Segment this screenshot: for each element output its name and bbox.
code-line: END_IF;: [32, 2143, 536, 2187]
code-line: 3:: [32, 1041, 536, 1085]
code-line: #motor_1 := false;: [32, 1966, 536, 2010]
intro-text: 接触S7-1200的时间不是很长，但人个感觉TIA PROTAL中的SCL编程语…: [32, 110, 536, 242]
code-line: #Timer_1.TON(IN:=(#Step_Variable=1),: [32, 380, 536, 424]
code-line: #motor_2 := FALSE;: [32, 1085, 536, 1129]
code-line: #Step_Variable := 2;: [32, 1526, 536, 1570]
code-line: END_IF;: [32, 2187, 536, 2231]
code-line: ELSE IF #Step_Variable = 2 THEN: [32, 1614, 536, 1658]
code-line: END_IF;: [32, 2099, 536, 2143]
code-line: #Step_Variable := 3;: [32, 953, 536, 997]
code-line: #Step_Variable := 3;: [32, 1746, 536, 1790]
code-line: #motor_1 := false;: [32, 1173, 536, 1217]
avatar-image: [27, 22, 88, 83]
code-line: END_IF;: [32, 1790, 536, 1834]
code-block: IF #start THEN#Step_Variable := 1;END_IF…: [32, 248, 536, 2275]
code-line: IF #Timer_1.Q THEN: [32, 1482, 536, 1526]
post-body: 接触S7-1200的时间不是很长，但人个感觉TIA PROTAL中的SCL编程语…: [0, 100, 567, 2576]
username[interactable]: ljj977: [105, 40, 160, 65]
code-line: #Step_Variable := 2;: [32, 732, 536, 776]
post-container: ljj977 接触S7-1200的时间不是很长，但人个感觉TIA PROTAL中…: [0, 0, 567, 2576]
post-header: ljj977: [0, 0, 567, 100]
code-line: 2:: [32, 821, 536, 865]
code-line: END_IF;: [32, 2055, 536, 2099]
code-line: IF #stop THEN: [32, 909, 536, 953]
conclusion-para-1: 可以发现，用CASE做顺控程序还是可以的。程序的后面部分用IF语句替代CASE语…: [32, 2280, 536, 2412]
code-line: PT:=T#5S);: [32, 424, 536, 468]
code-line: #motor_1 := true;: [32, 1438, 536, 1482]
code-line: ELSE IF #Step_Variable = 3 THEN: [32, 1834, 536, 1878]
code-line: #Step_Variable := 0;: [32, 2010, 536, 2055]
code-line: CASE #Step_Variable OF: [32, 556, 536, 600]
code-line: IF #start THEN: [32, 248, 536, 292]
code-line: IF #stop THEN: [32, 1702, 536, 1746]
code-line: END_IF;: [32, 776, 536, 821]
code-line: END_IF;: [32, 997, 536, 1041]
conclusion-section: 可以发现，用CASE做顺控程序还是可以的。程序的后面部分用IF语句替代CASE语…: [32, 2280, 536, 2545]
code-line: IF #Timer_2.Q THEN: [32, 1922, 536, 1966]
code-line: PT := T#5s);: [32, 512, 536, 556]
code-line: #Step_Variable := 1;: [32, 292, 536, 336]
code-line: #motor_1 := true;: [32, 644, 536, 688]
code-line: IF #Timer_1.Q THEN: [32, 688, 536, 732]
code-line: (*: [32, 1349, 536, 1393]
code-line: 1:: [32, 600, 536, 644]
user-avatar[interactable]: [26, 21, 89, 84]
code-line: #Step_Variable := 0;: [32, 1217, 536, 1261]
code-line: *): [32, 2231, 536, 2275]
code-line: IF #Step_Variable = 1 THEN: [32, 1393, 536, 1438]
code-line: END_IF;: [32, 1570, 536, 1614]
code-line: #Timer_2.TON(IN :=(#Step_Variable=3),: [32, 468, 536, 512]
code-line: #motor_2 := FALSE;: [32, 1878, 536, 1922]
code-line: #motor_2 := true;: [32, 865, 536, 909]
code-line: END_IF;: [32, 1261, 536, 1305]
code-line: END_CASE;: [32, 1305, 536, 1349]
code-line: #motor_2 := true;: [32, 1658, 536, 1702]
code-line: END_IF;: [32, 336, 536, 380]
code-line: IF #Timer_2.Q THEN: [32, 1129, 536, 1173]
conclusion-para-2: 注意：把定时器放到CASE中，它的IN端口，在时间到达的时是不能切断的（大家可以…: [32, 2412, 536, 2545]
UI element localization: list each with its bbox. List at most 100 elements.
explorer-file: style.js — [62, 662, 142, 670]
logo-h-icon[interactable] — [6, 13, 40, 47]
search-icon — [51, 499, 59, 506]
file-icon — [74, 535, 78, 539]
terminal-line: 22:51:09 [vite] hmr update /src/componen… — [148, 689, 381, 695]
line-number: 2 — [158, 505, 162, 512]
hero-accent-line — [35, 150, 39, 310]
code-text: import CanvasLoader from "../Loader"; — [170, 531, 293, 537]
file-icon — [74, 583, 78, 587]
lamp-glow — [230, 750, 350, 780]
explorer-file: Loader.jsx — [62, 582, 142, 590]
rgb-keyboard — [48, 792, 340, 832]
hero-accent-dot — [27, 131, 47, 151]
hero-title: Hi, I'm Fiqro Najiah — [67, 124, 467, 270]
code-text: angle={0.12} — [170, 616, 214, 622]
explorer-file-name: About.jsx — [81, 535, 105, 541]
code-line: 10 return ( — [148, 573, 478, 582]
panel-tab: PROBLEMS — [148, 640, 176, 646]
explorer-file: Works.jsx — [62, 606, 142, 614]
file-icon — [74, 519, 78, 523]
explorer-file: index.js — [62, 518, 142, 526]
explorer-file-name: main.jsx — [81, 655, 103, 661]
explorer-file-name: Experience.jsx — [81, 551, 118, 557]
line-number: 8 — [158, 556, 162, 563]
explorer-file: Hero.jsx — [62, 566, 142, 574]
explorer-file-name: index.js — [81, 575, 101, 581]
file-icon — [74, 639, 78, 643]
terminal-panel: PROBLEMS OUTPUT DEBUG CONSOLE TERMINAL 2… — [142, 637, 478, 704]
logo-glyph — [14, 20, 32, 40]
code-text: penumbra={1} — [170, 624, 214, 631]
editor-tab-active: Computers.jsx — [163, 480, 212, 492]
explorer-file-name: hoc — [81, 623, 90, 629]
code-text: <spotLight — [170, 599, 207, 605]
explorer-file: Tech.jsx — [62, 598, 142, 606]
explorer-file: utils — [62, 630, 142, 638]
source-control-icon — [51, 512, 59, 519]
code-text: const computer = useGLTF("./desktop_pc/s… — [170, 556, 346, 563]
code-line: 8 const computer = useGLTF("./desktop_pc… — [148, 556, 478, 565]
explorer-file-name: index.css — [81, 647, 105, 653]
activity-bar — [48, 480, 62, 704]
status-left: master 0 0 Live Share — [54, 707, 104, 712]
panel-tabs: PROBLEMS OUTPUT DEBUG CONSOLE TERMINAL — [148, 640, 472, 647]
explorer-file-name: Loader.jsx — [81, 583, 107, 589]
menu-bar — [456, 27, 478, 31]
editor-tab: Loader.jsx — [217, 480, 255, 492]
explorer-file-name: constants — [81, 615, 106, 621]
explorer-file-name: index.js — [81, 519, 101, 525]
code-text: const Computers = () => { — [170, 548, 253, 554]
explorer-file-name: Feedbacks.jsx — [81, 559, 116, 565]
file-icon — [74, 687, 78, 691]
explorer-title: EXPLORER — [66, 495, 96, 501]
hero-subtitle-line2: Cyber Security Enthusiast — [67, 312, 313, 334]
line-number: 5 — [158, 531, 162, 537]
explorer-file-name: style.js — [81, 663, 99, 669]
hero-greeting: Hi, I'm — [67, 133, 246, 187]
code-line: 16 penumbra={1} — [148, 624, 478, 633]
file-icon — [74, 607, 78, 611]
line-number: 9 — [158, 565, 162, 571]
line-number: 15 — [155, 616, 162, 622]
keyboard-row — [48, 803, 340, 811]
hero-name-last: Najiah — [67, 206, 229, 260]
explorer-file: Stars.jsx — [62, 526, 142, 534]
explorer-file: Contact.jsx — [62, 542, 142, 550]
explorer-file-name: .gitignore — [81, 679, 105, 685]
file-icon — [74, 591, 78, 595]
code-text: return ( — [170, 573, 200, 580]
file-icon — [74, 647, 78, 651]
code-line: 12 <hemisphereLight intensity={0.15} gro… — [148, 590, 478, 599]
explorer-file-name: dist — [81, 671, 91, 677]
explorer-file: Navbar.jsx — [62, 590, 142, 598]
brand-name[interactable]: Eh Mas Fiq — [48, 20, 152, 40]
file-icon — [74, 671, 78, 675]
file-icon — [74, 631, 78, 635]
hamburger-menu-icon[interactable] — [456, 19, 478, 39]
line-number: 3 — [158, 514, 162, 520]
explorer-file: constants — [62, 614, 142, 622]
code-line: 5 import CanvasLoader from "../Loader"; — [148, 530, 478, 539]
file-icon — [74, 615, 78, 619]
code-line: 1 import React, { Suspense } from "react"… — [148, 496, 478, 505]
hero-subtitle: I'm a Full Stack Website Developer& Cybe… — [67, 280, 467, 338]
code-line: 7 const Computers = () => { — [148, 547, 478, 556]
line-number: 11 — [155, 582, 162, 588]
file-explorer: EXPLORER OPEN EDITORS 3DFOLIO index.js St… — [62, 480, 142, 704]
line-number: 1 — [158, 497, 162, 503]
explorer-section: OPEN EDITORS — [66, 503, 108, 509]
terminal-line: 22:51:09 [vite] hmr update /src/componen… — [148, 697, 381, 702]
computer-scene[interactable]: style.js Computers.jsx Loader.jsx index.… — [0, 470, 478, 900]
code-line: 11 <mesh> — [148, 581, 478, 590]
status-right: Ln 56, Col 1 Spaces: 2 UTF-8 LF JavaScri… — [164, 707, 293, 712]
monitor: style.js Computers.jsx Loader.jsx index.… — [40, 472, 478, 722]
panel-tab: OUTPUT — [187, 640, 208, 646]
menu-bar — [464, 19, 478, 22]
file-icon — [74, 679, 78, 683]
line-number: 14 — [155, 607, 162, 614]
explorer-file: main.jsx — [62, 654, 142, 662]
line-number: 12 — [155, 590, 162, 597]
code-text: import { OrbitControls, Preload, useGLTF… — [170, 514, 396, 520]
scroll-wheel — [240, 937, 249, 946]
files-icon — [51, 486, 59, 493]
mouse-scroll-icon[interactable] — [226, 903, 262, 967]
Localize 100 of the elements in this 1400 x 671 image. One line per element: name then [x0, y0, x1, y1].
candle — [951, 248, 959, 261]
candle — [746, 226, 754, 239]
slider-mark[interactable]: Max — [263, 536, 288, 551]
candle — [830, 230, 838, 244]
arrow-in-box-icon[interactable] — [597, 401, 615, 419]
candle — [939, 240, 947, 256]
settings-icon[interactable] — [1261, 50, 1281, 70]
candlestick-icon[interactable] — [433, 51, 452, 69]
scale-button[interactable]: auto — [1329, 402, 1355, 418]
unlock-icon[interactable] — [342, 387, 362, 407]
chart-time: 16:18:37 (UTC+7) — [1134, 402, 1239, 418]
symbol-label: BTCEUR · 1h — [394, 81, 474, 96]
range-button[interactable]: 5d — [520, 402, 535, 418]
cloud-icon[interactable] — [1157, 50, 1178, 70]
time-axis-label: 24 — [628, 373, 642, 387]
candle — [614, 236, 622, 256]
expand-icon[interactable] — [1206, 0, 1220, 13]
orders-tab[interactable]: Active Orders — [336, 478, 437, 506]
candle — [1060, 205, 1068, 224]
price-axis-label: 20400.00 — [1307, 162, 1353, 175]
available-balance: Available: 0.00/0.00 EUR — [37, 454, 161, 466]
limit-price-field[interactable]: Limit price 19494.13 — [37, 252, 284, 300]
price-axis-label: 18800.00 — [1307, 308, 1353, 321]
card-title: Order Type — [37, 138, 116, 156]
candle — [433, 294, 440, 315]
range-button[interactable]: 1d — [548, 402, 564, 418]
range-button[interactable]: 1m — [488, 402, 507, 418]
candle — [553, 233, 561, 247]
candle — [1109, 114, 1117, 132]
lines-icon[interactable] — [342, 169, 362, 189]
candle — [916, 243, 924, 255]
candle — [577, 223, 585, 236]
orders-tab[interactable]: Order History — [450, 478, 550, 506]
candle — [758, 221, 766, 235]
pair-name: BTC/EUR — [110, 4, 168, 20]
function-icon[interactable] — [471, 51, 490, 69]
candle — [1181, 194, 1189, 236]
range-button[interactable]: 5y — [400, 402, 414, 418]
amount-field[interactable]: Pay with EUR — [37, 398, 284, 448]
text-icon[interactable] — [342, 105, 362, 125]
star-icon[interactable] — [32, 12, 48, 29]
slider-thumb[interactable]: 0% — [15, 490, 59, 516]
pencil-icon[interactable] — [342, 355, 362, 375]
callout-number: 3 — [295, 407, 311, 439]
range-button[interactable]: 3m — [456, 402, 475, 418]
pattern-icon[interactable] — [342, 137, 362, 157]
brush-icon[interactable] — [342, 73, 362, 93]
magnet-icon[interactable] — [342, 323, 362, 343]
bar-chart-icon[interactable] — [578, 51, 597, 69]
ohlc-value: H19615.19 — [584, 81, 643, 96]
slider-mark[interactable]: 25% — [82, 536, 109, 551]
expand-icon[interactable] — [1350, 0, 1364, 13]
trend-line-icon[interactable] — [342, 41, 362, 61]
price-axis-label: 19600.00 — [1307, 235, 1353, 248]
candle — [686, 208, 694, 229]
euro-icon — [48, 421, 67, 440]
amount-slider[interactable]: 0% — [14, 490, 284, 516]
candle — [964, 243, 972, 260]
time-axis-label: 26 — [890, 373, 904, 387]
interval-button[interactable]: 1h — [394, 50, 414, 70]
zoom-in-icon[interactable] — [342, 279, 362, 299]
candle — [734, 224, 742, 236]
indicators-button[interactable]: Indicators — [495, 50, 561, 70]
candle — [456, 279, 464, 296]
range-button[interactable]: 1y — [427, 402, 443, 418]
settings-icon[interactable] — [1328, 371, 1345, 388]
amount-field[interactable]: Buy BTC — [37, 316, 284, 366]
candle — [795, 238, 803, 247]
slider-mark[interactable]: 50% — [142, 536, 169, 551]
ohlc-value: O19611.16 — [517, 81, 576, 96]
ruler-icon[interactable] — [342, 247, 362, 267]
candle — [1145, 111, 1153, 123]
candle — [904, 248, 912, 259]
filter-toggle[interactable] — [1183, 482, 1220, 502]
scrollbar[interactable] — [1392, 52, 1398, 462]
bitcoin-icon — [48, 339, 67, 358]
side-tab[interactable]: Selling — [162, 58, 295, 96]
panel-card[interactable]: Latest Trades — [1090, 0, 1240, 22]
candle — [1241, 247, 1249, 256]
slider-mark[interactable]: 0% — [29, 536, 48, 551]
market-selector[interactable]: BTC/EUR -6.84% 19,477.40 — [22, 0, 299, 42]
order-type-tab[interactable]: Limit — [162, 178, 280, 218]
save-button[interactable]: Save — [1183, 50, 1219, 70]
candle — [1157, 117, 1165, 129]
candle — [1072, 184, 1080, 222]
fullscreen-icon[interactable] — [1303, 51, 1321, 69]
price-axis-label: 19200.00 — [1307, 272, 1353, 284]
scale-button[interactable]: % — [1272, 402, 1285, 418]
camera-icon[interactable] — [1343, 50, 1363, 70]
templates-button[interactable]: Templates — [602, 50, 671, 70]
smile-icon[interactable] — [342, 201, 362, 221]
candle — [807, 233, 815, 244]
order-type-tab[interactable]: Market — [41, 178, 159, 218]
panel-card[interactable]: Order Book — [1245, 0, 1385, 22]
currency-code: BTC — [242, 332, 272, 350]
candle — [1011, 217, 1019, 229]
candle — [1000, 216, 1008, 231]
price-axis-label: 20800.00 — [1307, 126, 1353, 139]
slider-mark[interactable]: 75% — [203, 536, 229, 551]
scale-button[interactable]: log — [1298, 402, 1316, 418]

================

記録の冒頭から「code-line: END_IF;: [32, 2055, 536, 2099]」を含む行まで（両端を含む）を、「motor_1」を「pump_1」に置き換え、ほかはそのままにして書き直してもらえますか？

Segment this screenshot: for each element output its name and bbox.
code-line: END_IF;: [32, 2143, 536, 2187]
code-line: 3:: [32, 1041, 536, 1085]
code-line: #pump_1 := false;: [32, 1966, 536, 2010]
intro-text: 接触S7-1200的时间不是很长，但人个感觉TIA PROTAL中的SCL编程语…: [32, 110, 536, 242]
code-line: #Timer_1.TON(IN:=(#Step_Variable=1),: [32, 380, 536, 424]
code-line: #motor_2 := FALSE;: [32, 1085, 536, 1129]
code-line: #Step_Variable := 2;: [32, 1526, 536, 1570]
code-line: END_IF;: [32, 2187, 536, 2231]
code-line: ELSE IF #Step_Variable = 2 THEN: [32, 1614, 536, 1658]
code-line: END_IF;: [32, 2099, 536, 2143]
code-line: #Step_Variable := 3;: [32, 953, 536, 997]
code-line: #Step_Variable := 3;: [32, 1746, 536, 1790]
code-line: #pump_1 := false;: [32, 1173, 536, 1217]
avatar-image: [27, 22, 88, 83]
code-line: END_IF;: [32, 1790, 536, 1834]
code-block: IF #start THEN#Step_Variable := 1;END_IF…: [32, 248, 536, 2275]
code-line: IF #Timer_1.Q THEN: [32, 1482, 536, 1526]
post-body: 接触S7-1200的时间不是很长，但人个感觉TIA PROTAL中的SCL编程语…: [0, 100, 567, 2576]
username[interactable]: ljj977: [105, 40, 160, 65]
code-line: #Step_Variable := 2;: [32, 732, 536, 776]
post-container: ljj977 接触S7-1200的时间不是很长，但人个感觉TIA PROTAL中…: [0, 0, 567, 2576]
post-header: ljj977: [0, 0, 567, 100]
code-line: 2:: [32, 821, 536, 865]
code-line: END_IF;: [32, 2055, 536, 2099]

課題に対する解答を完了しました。